Data listing:

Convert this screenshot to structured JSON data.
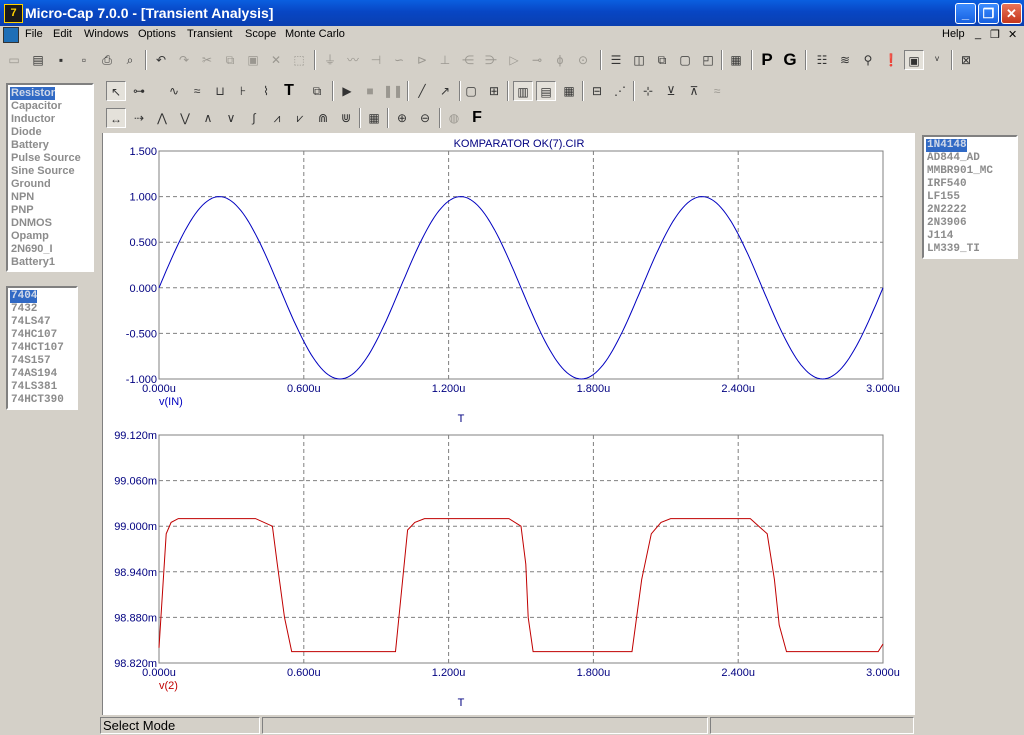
{
  "window": {
    "title": "Micro-Cap 7.0.0 - [Transient Analysis]",
    "app_icon": "7",
    "min_glyph": "_",
    "restore_glyph": "❐",
    "close_glyph": "✕"
  },
  "menu": {
    "items": [
      "File",
      "Edit",
      "Windows",
      "Options",
      "Transient",
      "Scope",
      "Monte Carlo"
    ],
    "help": "Help",
    "mdi_min": "_",
    "mdi_restore": "❐",
    "mdi_close": "✕"
  },
  "toolbar_text": {
    "P": "P",
    "G": "G",
    "T": "T",
    "F": "F"
  },
  "components": [
    "Resistor",
    "Capacitor",
    "Inductor",
    "Diode",
    "Battery",
    "Pulse Source",
    "Sine Source",
    "Ground",
    "NPN",
    "PNP",
    "DNMOS",
    "Opamp",
    "2N690_I",
    "Battery1"
  ],
  "logic_parts": [
    "7404",
    "7432",
    "74LS47",
    "74HC107",
    "74HCT107",
    "74S157",
    "74AS194",
    "74LS381",
    "74HCT390"
  ],
  "models": [
    "1N4148",
    "AD844_AD",
    "MMBR901_MC",
    "IRF540",
    "LF155",
    "2N2222",
    "2N3906",
    "J114",
    "LM339_TI"
  ],
  "status": {
    "mode": "Select Mode"
  },
  "chart_data": [
    {
      "type": "line",
      "title": "KOMPARATOR OK(7).CIR",
      "series_label": "v(IN)",
      "xlabel": "T",
      "x_ticks": [
        "0.000u",
        "0.600u",
        "1.200u",
        "1.800u",
        "2.400u",
        "3.000u"
      ],
      "y_ticks": [
        "1.500",
        "1.000",
        "0.500",
        "0.000",
        "-0.500",
        "-1.000"
      ],
      "xlim": [
        0,
        3.0
      ],
      "ylim": [
        -1.0,
        1.5
      ],
      "grid": true,
      "color": "#0000c0",
      "series": [
        {
          "function": "sine",
          "amplitude": 1.0,
          "frequency_per_us": 1.0,
          "x_start": 0,
          "x_end": 3.0
        }
      ]
    },
    {
      "type": "line",
      "series_label": "v(2)",
      "xlabel": "T",
      "x_ticks": [
        "0.000u",
        "0.600u",
        "1.200u",
        "1.800u",
        "2.400u",
        "3.000u"
      ],
      "y_ticks": [
        "99.120m",
        "99.060m",
        "99.000m",
        "98.940m",
        "98.880m",
        "98.820m"
      ],
      "xlim": [
        0,
        3.0
      ],
      "ylim": [
        98.82,
        99.12
      ],
      "grid": true,
      "color": "#c00000",
      "series": [
        {
          "x": [
            0,
            0.03,
            0.05,
            0.08,
            0.4,
            0.47,
            0.49,
            0.52,
            0.55,
            0.98,
            1.03,
            1.06,
            1.1,
            1.45,
            1.5,
            1.52,
            1.53,
            1.55,
            1.96,
            2.0,
            2.04,
            2.08,
            2.12,
            2.45,
            2.52,
            2.55,
            2.57,
            2.6,
            2.98,
            3.0
          ],
          "y": [
            98.84,
            98.99,
            99.005,
            99.01,
            99.01,
            99.0,
            98.95,
            98.88,
            98.835,
            98.835,
            98.995,
            99.005,
            99.01,
            99.01,
            99.0,
            98.95,
            98.88,
            98.835,
            98.835,
            98.93,
            98.99,
            99.005,
            99.01,
            99.01,
            98.99,
            98.93,
            98.87,
            98.835,
            98.835,
            98.845
          ]
        }
      ]
    }
  ]
}
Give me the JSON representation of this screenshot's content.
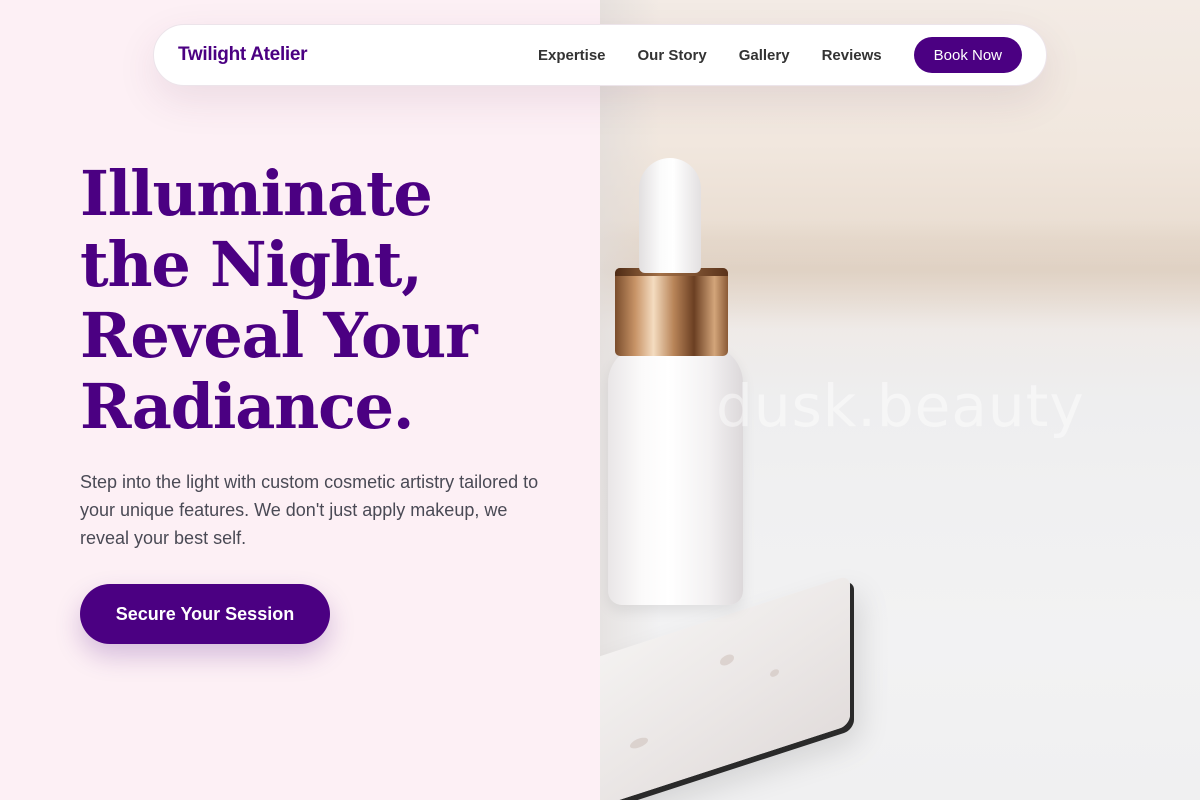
{
  "nav": {
    "brand": "Twilight Atelier",
    "links": [
      "Expertise",
      "Our Story",
      "Gallery",
      "Reviews"
    ],
    "cta_label": "Book Now"
  },
  "hero": {
    "title_lines": [
      "Illuminate",
      "the Night,",
      "Reveal Your",
      "Radiance."
    ],
    "description": "Step into the light with custom cosmetic artistry tailored to your unique features. We don't just apply makeup, we reveal your best self.",
    "cta_label": "Secure Your Session"
  },
  "image": {
    "watermark": "dusk.beauty",
    "subject": "serum-dropper-bottle-on-marble-tray"
  },
  "colors": {
    "accent": "#4b0082",
    "background": "#fdf0f5",
    "text": "#4a4a55"
  }
}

What to do:
Filter the data for the string "screenshot" and copy every line that has it.

Output below:
Convert this screenshot to structured JSON data.
Give me the JSON representation of this screenshot's content.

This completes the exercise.